Written exercise:
Output every line of the items as a JSON list of strings, one string for each line, with blank lines left out. Leave the pictures out of the answer.

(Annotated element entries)
——
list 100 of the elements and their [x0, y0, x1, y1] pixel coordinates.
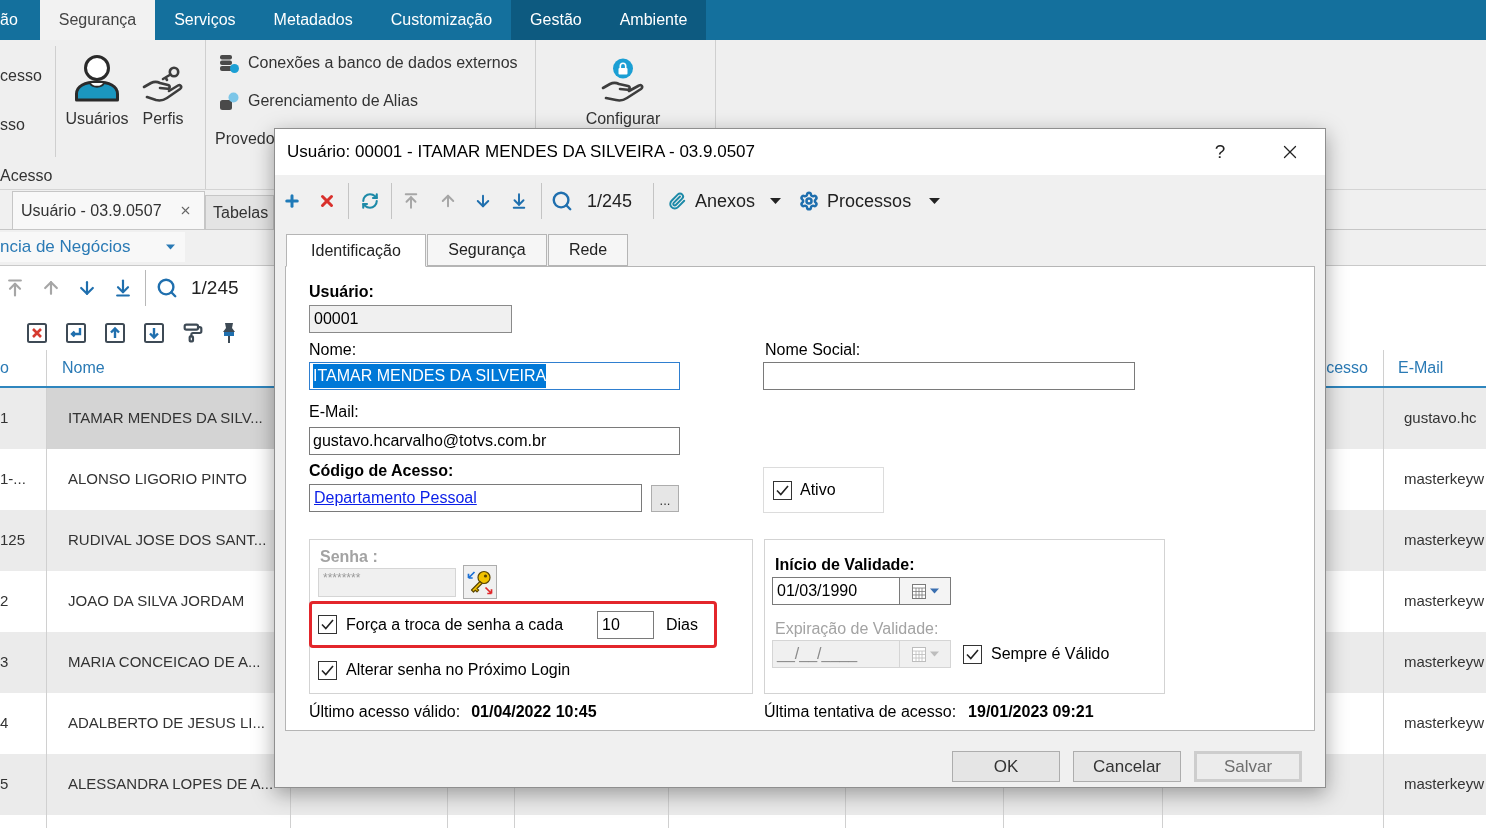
checkbox-label: Força a troca de senha a cada [346, 614, 564, 635]
menu-button[interactable]: Anexos [668, 183, 782, 219]
ribbon-button-label[interactable]: Configurar [585, 109, 661, 129]
field-label: Expiração de Validade: [775, 620, 939, 638]
checkbox-label: Ativo [800, 480, 836, 500]
database-icon [220, 91, 239, 111]
dialog-button[interactable]: OK [952, 751, 1060, 782]
info-label: Última tentativa de acesso: [764, 701, 957, 722]
table-cell-text: 1 [0, 408, 10, 429]
dropdown[interactable]: ncia de Negócios [0, 232, 185, 262]
number-field[interactable]: 10 [597, 610, 654, 639]
unit-label: Dias [666, 614, 698, 635]
selected-text: ITAMAR MENDES DA SILVEIRA [313, 364, 547, 388]
field-label: E-Mail: [309, 403, 359, 421]
dialog-button[interactable]: Cancelar [1073, 751, 1181, 782]
column-header[interactable]: E-Mail [1398, 356, 1444, 380]
menu-tab[interactable]: Serviços [155, 0, 255, 40]
database-icon [220, 53, 239, 73]
caret-icon [929, 588, 939, 594]
checkbox[interactable] [773, 480, 792, 500]
text-field[interactable]: ITAMAR MENDES DA SILVEIRA [309, 362, 680, 390]
calendar-icon [911, 583, 926, 599]
menu-tab[interactable]: ão [0, 0, 40, 40]
document-tab[interactable]: Usuário - 03.9.0507 [12, 191, 205, 229]
checkbox[interactable] [963, 644, 982, 664]
calendar-icon [911, 646, 926, 662]
circular-arrows-icon[interactable] [361, 192, 379, 210]
ribbon-item[interactable]: Conexões a banco de dados externos [248, 53, 518, 73]
tab[interactable]: Segurança [427, 234, 547, 266]
table-cell-text: 5 [0, 774, 10, 795]
menu-tab[interactable]: Ambiente [600, 0, 707, 40]
arrow-to-bottom-icon[interactable] [113, 278, 133, 298]
square-arrow-up-icon[interactable] [105, 323, 125, 343]
date-field[interactable]: 01/03/1990 [772, 577, 900, 605]
hand-with-key-icon [142, 66, 184, 102]
table-cell-text: 1-... [0, 469, 27, 490]
pin-icon[interactable] [222, 322, 236, 344]
ribbon-item[interactable]: Provedo [215, 129, 275, 149]
caret-icon [929, 198, 941, 204]
menu-tab[interactable]: Gestão [511, 0, 601, 40]
window-title: Usuário: 00001 - ITAMAR MENDES DA SILVEIRA - 03.9.0507 [287, 141, 755, 164]
key-button[interactable] [463, 565, 497, 599]
square-arrow-down-icon[interactable] [144, 323, 164, 343]
field-label: Início de Validade: [775, 556, 915, 574]
checkbox[interactable] [318, 615, 337, 634]
hand-with-lock-icon [601, 58, 645, 102]
plus-icon[interactable] [283, 192, 301, 210]
help-button[interactable]: ? [1197, 132, 1243, 172]
text-field[interactable]: Departamento Pessoal [309, 484, 642, 512]
ribbon-item[interactable]: Gerenciamento de Alias [248, 91, 418, 111]
text-field[interactable] [763, 362, 1135, 390]
close-icon[interactable] [179, 204, 192, 217]
caret-icon [929, 651, 939, 657]
arrow-down-icon[interactable] [474, 192, 492, 210]
table-cell-text: 3 [0, 652, 10, 673]
ribbon-item[interactable]: sso [0, 115, 25, 135]
search-icon[interactable] [156, 277, 178, 299]
caret-icon [770, 198, 782, 204]
info-value: 01/04/2022 10:45 [471, 702, 597, 722]
table-cell-text: 125 [0, 530, 27, 551]
key-icon [467, 569, 493, 595]
paperclip-icon [668, 192, 687, 210]
menu-tab[interactable]: Segurança [39, 0, 156, 40]
column-header[interactable]: cesso [1326, 356, 1368, 380]
checkbox-label: Alterar senha no Próximo Login [346, 660, 571, 680]
ribbon-button-label[interactable]: Usuários [65, 109, 129, 129]
field-label: Senha : [320, 548, 378, 566]
search-icon[interactable] [551, 190, 573, 212]
info-value: 19/01/2023 09:21 [968, 702, 1094, 722]
menu-button[interactable]: Processos [799, 183, 941, 219]
person-icon [74, 54, 120, 102]
ribbon-button-label[interactable]: Perfis [142, 109, 184, 129]
calendar-button[interactable] [900, 577, 951, 605]
tab[interactable]: Rede [548, 234, 628, 266]
caret-icon [166, 244, 175, 250]
group-caption: Acesso [0, 166, 53, 186]
gear-icon [799, 191, 820, 211]
arrow-to-bottom-icon[interactable] [510, 192, 528, 210]
link[interactable]: Departamento Pessoal [314, 486, 477, 510]
tab[interactable]: Identificação [286, 234, 426, 267]
menu-tab[interactable]: Metadados [254, 0, 372, 40]
record-counter: 1/245 [191, 275, 239, 300]
paint-roller-icon[interactable] [183, 323, 203, 343]
square-cross-icon[interactable] [27, 323, 47, 343]
column-header[interactable]: Nome [62, 356, 105, 380]
table-cell[interactable]: ITAMAR MENDES DA SILV... [46, 388, 274, 449]
text-field[interactable]: gustavo.hcarvalho@totvs.com.br [309, 427, 680, 455]
menu-tab[interactable]: Customização [371, 0, 512, 40]
lookup-button[interactable]: ... [651, 484, 679, 512]
text-field[interactable]: 00001 [309, 305, 512, 333]
field-label: Nome Social: [765, 341, 861, 359]
document-tab[interactable]: Tabelas [205, 195, 274, 229]
ribbon-item[interactable]: cesso [0, 66, 42, 86]
record-counter: 1/245 [587, 189, 633, 213]
table-cell-text: 2 [0, 591, 10, 612]
info-label: Último acesso válido: [309, 701, 461, 722]
checkbox[interactable] [318, 660, 337, 680]
cross-icon[interactable] [318, 192, 336, 210]
column-header[interactable]: o [0, 356, 9, 380]
table-cell-text: 4 [0, 713, 10, 734]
——
Written response:
[
  "list 100 of the elements and their [x0, y0, x1, y1] pixel coordinates.",
  "checkbox-label: Força a troca de senha a cada [346, 614, 564, 635]",
  "menu-button[interactable]: Anexos [668, 183, 782, 219]",
  "ribbon-button-label[interactable]: Configurar [585, 109, 661, 129]",
  "field-label: Expiração de Validade: [775, 620, 939, 638]",
  "checkbox-label: Ativo [800, 480, 836, 500]",
  "database-icon [220, 91, 239, 111]",
  "dialog-button[interactable]: OK [952, 751, 1060, 782]",
  "info-label: Última tentativa de acesso: [764, 701, 957, 722]",
  "table-cell-text: 1 [0, 408, 10, 429]",
  "dropdown[interactable]: ncia de Negócios [0, 232, 185, 262]",
  "number-field[interactable]: 10 [597, 610, 654, 639]",
  "unit-label: Dias [666, 614, 698, 635]",
  "selected-text: ITAMAR MENDES DA SILVEIRA [313, 364, 547, 388]",
  "field-label: E-Mail: [309, 403, 359, 421]",
  "dialog-button[interactable]: Cancelar [1073, 751, 1181, 782]",
  "column-header[interactable]: E-Mail [1398, 356, 1444, 380]",
  "menu-tab[interactable]: Serviços [155, 0, 255, 40]",
  "database-icon [220, 53, 239, 73]",
  "caret-icon [929, 588, 939, 594]",
  "checkbox[interactable] [773, 480, 792, 500]",
  "text-field[interactable]: ITAMAR MENDES DA SILVEIRA [309, 362, 680, 390]",
  "calendar-icon [911, 583, 926, 599]",
  "menu-tab[interactable]: ão [0, 0, 40, 40]",
  "document-tab[interactable]: Usuário - 03.9.0507 [12, 191, 205, 229]",
  "checkbox[interactable] [963, 644, 982, 664]",
  "calendar-icon [911, 646, 926, 662]",
  "circular-arrows-icon[interactable] [361, 192, 379, 210]",
  "ribbon-item[interactable]: Conexões a banco de dados externos [248, 53, 518, 73]",
  "tab[interactable]: Segurança [427, 234, 547, 266]",
  "table-cell-text: 5 [0, 774, 10, 795]",
  "menu-tab[interactable]: Ambiente [600, 0, 707, 40]",
  "arrow-to-bottom-icon[interactable] [113, 278, 133, 298]",
  "square-arrow-up-icon[interactable] [105, 323, 125, 343]",
  "date-field[interactable]: 01/03/1990 [772, 577, 900, 605]",
  "hand-with-key-icon [142, 66, 184, 102]",
  "table-cell-text: 1-... [0, 469, 27, 490]",
  "pin-icon[interactable] [222, 322, 236, 344]",
  "ribbon-item[interactable]: Provedo [215, 129, 275, 149]",
  "caret-icon [929, 198, 941, 204]",
  "menu-tab[interactable]: Gestão [511, 0, 601, 40]",
  "window-title: Usuário: 00001 - ITAMAR MENDES DA SILVEIRA - 03.9.0507 [287, 141, 755, 164]",
  "key-button[interactable] [463, 565, 497, 599]",
  "square-arrow-down-icon[interactable] [144, 323, 164, 343]",
  "field-label: Início de Validade: [775, 556, 915, 574]",
  "checkbox[interactable] [318, 615, 337, 634]",
  "hand-with-lock-icon [601, 58, 645, 102]",
  "plus-icon[interactable] [283, 192, 301, 210]",
  "help-button[interactable]: ? [1197, 132, 1243, 172]",
  "text-field[interactable]: Departamento Pessoal [309, 484, 642, 512]",
  "ribbon-item[interactable]: Gerenciamento de Alias [248, 91, 418, 111]",
  "text-field[interactable] [763, 362, 1135, 390]",
  "close-icon[interactable] [179, 204, 192, 217]",
  "caret-icon [929, 651, 939, 657]",
  "arrow-down-icon[interactable] [474, 192, 492, 210]",
  "table-cell-text: 3 [0, 652, 10, 673]",
  "ribbon-item[interactable]: sso [0, 115, 25, 135]",
  "search-icon[interactable] [156, 277, 178, 299]",
  "caret-icon [770, 198, 782, 204]",
  "info-value: 01/04/2022 10:45 [471, 702, 597, 722]",
  "table-cell-text: 125 [0, 530, 27, 551]",
  "key-icon [467, 569, 493, 595]",
  "paperclip-icon [668, 192, 687, 210]",
  "menu-tab[interactable]: Segurança [39, 0, 156, 40]",
  "column-header[interactable]: cesso [1326, 356, 1368, 380]",
  "checkbox-label: Alterar senha no Próximo Login [346, 660, 571, 680]",
  "ribbon-button-label[interactable]: Usuários [65, 109, 129, 129]",
  "field-label: Senha : [320, 548, 378, 566]",
  "search-icon[interactable] [551, 190, 573, 212]",
  "info-value: 19/01/2023 09:21 [968, 702, 1094, 722]",
  "menu-button[interactable]: Processos [799, 183, 941, 219]",
  "person-icon [74, 54, 120, 102]",
  "ribbon-button-label[interactable]: Perfis [142, 109, 184, 129]",
  "calendar-button[interactable] [900, 577, 951, 605]",
  "tab[interactable]: Rede [548, 234, 628, 266]",
  "caret-icon [166, 244, 175, 250]",
  "group-caption: Acesso [0, 166, 53, 186]",
  "gear-icon [799, 191, 820, 211]",
  "arrow-to-bottom-icon[interactable] [510, 192, 528, 210]",
  "link[interactable]: Departamento Pessoal [314, 486, 477, 510]",
  "tab[interactable]: Identificação [286, 234, 426, 267]",
  "menu-tab[interactable]: Metadados [254, 0, 372, 40]",
  "record-counter: 1/245 [191, 275, 239, 300]",
  "paint-roller-icon[interactable] [183, 323, 203, 343]",
  "square-cross-icon[interactable] [27, 323, 47, 343]",
  "column-header[interactable]: Nome [62, 356, 105, 380]",
  "table-cell[interactable]: ITAMAR MENDES DA SILV... [46, 388, 274, 449]",
  "text-field[interactable]: gustavo.hcarvalho@totvs.com.br [309, 427, 680, 455]",
  "menu-tab[interactable]: Customização [371, 0, 512, 40]",
  "lookup-button[interactable]: ... [651, 484, 679, 512]",
  "text-field[interactable]: 00001 [309, 305, 512, 333]",
  "field-label: Nome Social: [765, 341, 861, 359]",
  "document-tab[interactable]: Tabelas [205, 195, 274, 229]",
  "ribbon-item[interactable]: cesso [0, 66, 42, 86]",
  "record-counter: 1/245 [587, 189, 633, 213]",
  "table-cell-text: 2 [0, 591, 10, 612]",
  "info-label: Último acesso válido: [309, 701, 461, 722]",
  "checkbox[interactable] [318, 660, 337, 680]",
  "cross-icon[interactable] [318, 192, 336, 210]",
  "column-header[interactable]: o [0, 356, 9, 380]",
  "table-cell-text: 4 [0, 713, 10, 734]"
]